+++ TEXTO PARA LEITURA
Na newsletter do dia 28/03/2021 iniciamos uma revisita aos trabalhos do advogado e economista Ignácio Rangel. Na newsletter de 04/04/2021 dissemos que sua interpretação do desenvolvimento econômico e político do Brasil estava apoiada nos conceitos dos “ciclos econômicos” (visto naquela mesma newsletter) e da sua teoria da “dualidade básica” (observada na newsletter do dia 11/04/2021). Nesta newsletter tratamos, de forma brevíssima (assumindo os riscos inerentes a uma síntese como esta), sua leitura inovadora sobre a inflação brasileira.
No prefácio à quinta edição ao livro “A Inflação Brasileira” produzido Ignácio Rangel (cuja primeira edição foi de 1963), Luiz Carlos Bresser Pereira afirma que este livro se tornou um clássico da Economia Política brasileira. Segundo Bresser Pereira, a análise teórica que ele realiza não apenas da inflação, mas de toda a economia brasileira, constitui um marco no pensamento econômico deste país (*).
++++++
[ENUNCIADO 1]
Devolva, sem nenhuma alteração, o trecho dos registros que vai do início até a linha que contém “Circle shape xyxy=(376,91,380,94)”, com ambas as extremidades incluídas.
Os registros não guardam relação alguma com o texto.
+++ LINHAS DE DADOS
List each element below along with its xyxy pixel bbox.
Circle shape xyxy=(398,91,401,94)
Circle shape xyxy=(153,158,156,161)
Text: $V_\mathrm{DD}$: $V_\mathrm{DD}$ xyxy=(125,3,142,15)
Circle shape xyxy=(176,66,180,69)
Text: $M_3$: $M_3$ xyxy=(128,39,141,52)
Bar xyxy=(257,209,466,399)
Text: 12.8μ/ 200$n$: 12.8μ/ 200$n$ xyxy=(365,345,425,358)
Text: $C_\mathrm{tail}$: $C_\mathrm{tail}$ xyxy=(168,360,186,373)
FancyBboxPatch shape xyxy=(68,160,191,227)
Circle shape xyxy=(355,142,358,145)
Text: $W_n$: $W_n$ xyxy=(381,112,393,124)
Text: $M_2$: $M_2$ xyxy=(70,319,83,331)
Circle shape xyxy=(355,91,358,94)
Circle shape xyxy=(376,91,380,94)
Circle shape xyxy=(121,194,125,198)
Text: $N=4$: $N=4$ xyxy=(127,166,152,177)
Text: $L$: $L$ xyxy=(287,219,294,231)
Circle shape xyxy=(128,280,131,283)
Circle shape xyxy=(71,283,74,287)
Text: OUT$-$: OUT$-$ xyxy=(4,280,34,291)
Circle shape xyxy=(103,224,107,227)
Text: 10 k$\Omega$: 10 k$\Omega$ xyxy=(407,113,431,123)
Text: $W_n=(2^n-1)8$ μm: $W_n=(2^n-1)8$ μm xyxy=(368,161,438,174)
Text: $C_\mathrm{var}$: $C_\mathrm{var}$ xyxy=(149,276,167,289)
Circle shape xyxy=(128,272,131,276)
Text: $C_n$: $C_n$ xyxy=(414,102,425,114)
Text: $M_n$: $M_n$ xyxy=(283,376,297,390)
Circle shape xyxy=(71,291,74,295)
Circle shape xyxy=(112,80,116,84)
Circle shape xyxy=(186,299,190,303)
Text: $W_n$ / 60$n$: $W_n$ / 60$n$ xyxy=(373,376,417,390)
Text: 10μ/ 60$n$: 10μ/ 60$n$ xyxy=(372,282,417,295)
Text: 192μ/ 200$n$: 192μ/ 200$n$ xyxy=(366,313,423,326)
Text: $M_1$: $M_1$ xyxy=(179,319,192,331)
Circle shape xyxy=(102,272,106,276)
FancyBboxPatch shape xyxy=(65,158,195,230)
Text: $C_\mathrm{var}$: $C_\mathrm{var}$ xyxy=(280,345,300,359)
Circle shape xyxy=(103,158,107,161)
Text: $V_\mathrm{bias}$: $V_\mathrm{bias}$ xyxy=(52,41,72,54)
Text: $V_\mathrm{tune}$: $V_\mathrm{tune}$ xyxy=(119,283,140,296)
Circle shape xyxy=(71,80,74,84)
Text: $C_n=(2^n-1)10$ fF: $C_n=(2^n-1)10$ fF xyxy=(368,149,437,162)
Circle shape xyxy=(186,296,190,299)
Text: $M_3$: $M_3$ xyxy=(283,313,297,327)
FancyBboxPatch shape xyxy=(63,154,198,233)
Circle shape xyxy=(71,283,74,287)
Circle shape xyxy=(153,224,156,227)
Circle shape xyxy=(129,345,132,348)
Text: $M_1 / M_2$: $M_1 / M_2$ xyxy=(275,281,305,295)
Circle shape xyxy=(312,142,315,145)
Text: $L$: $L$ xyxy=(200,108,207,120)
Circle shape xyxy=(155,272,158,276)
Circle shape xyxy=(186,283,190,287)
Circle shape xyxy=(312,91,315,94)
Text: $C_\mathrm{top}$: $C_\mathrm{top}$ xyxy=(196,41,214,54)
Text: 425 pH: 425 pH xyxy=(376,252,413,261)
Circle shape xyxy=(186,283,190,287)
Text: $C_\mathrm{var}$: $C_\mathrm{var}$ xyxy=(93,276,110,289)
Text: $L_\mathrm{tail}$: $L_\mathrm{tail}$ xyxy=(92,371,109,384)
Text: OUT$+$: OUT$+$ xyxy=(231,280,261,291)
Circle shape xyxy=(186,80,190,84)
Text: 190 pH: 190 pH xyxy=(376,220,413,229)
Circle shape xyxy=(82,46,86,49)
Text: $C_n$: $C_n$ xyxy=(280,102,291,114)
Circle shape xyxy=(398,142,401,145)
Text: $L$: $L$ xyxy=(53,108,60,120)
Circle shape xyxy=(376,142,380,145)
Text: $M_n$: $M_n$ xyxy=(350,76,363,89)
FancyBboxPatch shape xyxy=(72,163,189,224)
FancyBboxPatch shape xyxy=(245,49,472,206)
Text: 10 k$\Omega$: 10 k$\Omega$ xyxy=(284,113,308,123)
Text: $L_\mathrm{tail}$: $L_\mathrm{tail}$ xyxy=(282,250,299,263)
++++++
[ENUNCIADO 2]
Redigite por inteiro e sem alterações o texto sobre a leitura de Ignácio Rangel acerca da inflação brasileira.

[SOLUÇÃO ESCRITA 1]
List each element below along with its xyxy pixel bbox.
Circle shape xyxy=(398,91,401,94)
Circle shape xyxy=(153,158,156,161)
Text: $V_\mathrm{DD}$: $V_\mathrm{DD}$ xyxy=(125,3,142,15)
Circle shape xyxy=(176,66,180,69)
Text: $M_3$: $M_3$ xyxy=(128,39,141,52)
Bar xyxy=(257,209,466,399)
Text: 12.8μ/ 200$n$: 12.8μ/ 200$n$ xyxy=(365,345,425,358)
Text: $C_\mathrm{tail}$: $C_\mathrm{tail}$ xyxy=(168,360,186,373)
FancyBboxPatch shape xyxy=(68,160,191,227)
Circle shape xyxy=(355,142,358,145)
Text: $W_n$: $W_n$ xyxy=(381,112,393,124)
Text: $M_2$: $M_2$ xyxy=(70,319,83,331)
Circle shape xyxy=(355,91,358,94)
Circle shape xyxy=(376,91,380,94)

[SOLUÇÃO ESCRITA 2]
Na newsletter do dia 28/03/2021 iniciamos uma revisita aos trabalhos do advogado e economista Ignácio Rangel. Na newsletter de 04/04/2021 dissemos que sua interpretação do desenvolvimento econômico e político do Brasil estava apoiada nos conceitos dos “ciclos econômicos” (visto naquela mesma newsletter) e da sua teoria da “dualidade básica” (observada na newsletter do dia 11/04/2021). Nesta newsletter tratamos, de forma brevíssima (assumindo os riscos inerentes a uma síntese como esta), sua leitura inovadora sobre a inflação brasileira.
No prefácio à quinta edição ao livro “A Inflação Brasileira” produzido Ignácio Rangel (cuja primeira edição foi de 1963), Luiz Carlos Bresser Pereira afirma que este livro se tornou um clássico da Economia Política brasileira. Segundo Bresser Pereira, a análise teórica que ele realiza não apenas da inflação, mas de toda a economia brasileira, constitui um marco no pensamento econômico deste país (*).